──────── DATA SECTION

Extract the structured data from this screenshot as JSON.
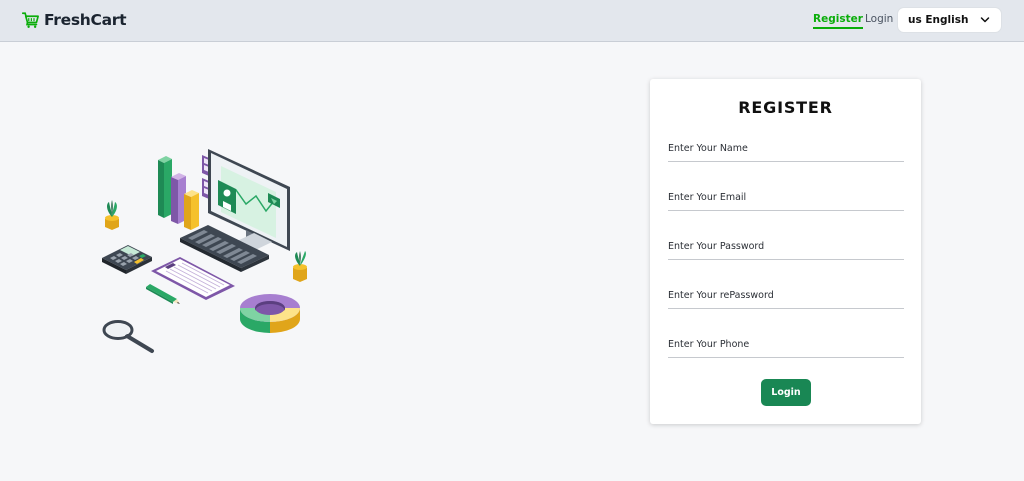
{
  "navbar": {
    "brand_name": "FreshCart",
    "brand_icon": "cart-icon",
    "links": {
      "register": "Register",
      "login": "Login"
    },
    "language": {
      "selected": "us English",
      "icon": "chevron-down-icon"
    }
  },
  "illustration": {
    "icon": "analytics-workspace-illustration"
  },
  "register_form": {
    "title": "REGISTER",
    "fields": {
      "name_placeholder": "Enter Your Name",
      "email_placeholder": "Enter Your Email",
      "password_placeholder": "Enter Your Password",
      "repassword_placeholder": "Enter Your rePassword",
      "phone_placeholder": "Enter Your Phone"
    },
    "submit_label": "Login"
  },
  "colors": {
    "brand_green": "#0aad0a",
    "button_green": "#198754",
    "navbar_bg": "#e3e7ed",
    "page_bg": "#f6f7f9"
  }
}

────────────────

▶ [GOAL]
All of the lines above should be printed exactly, minus the pictures.

▶ [SOLUTION TO THIS EXERCISE]
Extract the structured data from this screenshot as JSON.
{
  "navbar": {
    "brand_name": "FreshCart",
    "brand_icon": "cart-icon",
    "links": {
      "register": "Register",
      "login": "Login"
    },
    "language": {
      "selected": "us English",
      "icon": "chevron-down-icon"
    }
  },
  "illustration": {
    "icon": "analytics-workspace-illustration"
  },
  "register_form": {
    "title": "REGISTER",
    "fields": {
      "name_placeholder": "Enter Your Name",
      "email_placeholder": "Enter Your Email",
      "password_placeholder": "Enter Your Password",
      "repassword_placeholder": "Enter Your rePassword",
      "phone_placeholder": "Enter Your Phone"
    },
    "submit_label": "Login"
  },
  "colors": {
    "brand_green": "#0aad0a",
    "button_green": "#198754",
    "navbar_bg": "#e3e7ed",
    "page_bg": "#f6f7f9"
  }
}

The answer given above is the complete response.